• _Challenge_
List each line holding the string "périoste".

• _Raw records_
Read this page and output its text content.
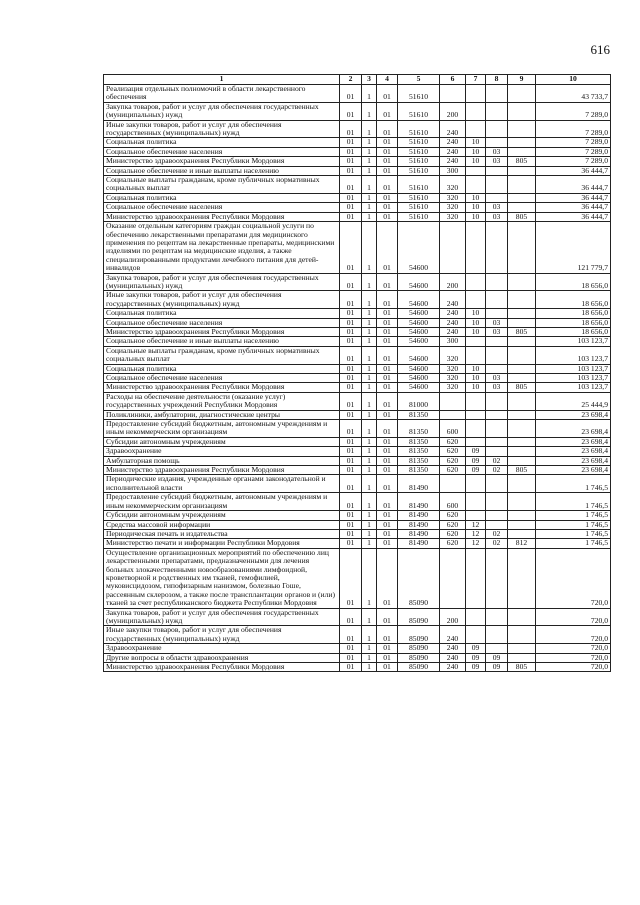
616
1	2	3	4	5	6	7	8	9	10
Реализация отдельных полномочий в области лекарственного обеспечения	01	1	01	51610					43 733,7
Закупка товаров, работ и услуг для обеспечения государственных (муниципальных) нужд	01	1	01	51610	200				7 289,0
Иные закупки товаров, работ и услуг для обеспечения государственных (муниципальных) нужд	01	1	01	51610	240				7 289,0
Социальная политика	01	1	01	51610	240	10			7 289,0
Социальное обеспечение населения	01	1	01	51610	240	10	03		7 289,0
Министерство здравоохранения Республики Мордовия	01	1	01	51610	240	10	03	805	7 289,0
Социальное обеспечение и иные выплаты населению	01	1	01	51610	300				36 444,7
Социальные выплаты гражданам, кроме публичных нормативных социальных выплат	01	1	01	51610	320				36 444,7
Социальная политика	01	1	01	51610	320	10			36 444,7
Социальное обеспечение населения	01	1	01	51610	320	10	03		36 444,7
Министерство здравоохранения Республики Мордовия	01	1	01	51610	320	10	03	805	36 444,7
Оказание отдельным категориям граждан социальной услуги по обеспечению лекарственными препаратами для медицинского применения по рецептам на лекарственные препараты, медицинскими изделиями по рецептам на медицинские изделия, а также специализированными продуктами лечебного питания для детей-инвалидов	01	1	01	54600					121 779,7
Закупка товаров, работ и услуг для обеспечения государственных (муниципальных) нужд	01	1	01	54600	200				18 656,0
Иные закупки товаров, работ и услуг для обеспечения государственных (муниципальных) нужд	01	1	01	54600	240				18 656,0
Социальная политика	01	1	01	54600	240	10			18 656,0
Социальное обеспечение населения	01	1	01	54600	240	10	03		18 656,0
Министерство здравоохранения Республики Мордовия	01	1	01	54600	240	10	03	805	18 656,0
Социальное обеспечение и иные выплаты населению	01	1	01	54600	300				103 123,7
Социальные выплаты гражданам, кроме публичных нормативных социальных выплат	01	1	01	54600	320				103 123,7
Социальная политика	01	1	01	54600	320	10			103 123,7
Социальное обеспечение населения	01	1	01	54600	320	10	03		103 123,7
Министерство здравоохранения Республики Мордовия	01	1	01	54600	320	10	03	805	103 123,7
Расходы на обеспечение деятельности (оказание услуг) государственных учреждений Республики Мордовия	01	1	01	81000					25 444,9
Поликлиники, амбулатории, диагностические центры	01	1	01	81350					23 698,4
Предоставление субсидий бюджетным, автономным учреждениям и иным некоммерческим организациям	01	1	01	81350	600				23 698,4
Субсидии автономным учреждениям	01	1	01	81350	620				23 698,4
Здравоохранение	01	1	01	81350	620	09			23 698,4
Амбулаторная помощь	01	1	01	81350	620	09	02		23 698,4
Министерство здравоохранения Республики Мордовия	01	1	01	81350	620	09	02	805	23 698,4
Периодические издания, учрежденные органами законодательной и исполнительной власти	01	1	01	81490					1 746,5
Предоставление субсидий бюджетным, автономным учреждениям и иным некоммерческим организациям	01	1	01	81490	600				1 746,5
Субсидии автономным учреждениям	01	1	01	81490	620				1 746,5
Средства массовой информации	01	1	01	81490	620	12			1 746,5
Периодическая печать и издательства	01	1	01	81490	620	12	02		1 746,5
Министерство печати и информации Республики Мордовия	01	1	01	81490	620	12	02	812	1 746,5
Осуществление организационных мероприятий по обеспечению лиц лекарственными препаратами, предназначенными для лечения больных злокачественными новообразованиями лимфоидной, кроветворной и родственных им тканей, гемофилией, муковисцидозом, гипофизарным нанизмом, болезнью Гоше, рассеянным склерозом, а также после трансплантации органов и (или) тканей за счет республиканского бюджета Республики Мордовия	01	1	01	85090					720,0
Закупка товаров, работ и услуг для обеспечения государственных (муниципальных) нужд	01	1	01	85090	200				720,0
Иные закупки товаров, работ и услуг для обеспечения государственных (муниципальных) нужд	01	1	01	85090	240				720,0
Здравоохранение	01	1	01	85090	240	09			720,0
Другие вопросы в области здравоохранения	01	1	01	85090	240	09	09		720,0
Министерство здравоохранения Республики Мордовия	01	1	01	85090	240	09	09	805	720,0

--

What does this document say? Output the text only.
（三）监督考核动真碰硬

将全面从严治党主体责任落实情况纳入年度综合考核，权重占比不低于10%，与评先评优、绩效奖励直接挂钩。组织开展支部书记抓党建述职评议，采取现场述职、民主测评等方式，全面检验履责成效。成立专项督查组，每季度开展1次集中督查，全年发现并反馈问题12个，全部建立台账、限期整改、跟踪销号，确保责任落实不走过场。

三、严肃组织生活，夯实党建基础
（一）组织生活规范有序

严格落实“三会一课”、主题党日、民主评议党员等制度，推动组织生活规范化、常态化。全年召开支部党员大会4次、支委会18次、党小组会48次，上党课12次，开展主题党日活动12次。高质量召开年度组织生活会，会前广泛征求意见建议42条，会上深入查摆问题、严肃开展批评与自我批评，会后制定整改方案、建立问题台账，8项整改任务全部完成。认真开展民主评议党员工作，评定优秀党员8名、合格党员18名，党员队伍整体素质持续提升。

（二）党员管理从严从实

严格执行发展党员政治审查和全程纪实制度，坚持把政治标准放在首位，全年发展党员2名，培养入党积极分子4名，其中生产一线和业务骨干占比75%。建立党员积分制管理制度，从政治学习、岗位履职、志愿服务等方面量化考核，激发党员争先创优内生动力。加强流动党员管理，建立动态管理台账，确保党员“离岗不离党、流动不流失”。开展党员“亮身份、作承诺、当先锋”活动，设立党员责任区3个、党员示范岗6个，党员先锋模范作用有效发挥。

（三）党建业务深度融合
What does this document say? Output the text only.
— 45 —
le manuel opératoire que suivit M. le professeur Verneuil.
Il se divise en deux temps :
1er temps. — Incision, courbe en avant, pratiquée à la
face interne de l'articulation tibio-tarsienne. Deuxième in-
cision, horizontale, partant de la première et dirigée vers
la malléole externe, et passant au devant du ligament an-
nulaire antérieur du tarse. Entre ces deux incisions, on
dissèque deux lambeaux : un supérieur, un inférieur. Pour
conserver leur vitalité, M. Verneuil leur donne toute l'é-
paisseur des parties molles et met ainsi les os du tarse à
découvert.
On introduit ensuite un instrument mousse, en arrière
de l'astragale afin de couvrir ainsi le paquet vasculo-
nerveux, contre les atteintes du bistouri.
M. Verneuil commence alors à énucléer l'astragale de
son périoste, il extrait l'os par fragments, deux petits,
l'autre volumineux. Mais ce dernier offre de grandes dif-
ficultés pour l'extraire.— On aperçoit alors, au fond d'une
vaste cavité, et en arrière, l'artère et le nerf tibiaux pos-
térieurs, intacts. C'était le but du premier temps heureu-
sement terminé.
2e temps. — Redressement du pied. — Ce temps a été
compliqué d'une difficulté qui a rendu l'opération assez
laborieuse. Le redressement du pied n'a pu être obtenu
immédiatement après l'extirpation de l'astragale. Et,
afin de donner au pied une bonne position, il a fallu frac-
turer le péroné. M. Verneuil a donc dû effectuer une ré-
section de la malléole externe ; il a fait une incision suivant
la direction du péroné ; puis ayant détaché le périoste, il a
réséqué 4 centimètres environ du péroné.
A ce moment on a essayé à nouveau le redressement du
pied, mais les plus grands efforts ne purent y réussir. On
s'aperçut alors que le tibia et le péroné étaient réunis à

• _Completed exercise_
son périoste, il extrait l'os par fragments, deux petits,
la direction du péroné ; puis ayant détaché le périoste, il a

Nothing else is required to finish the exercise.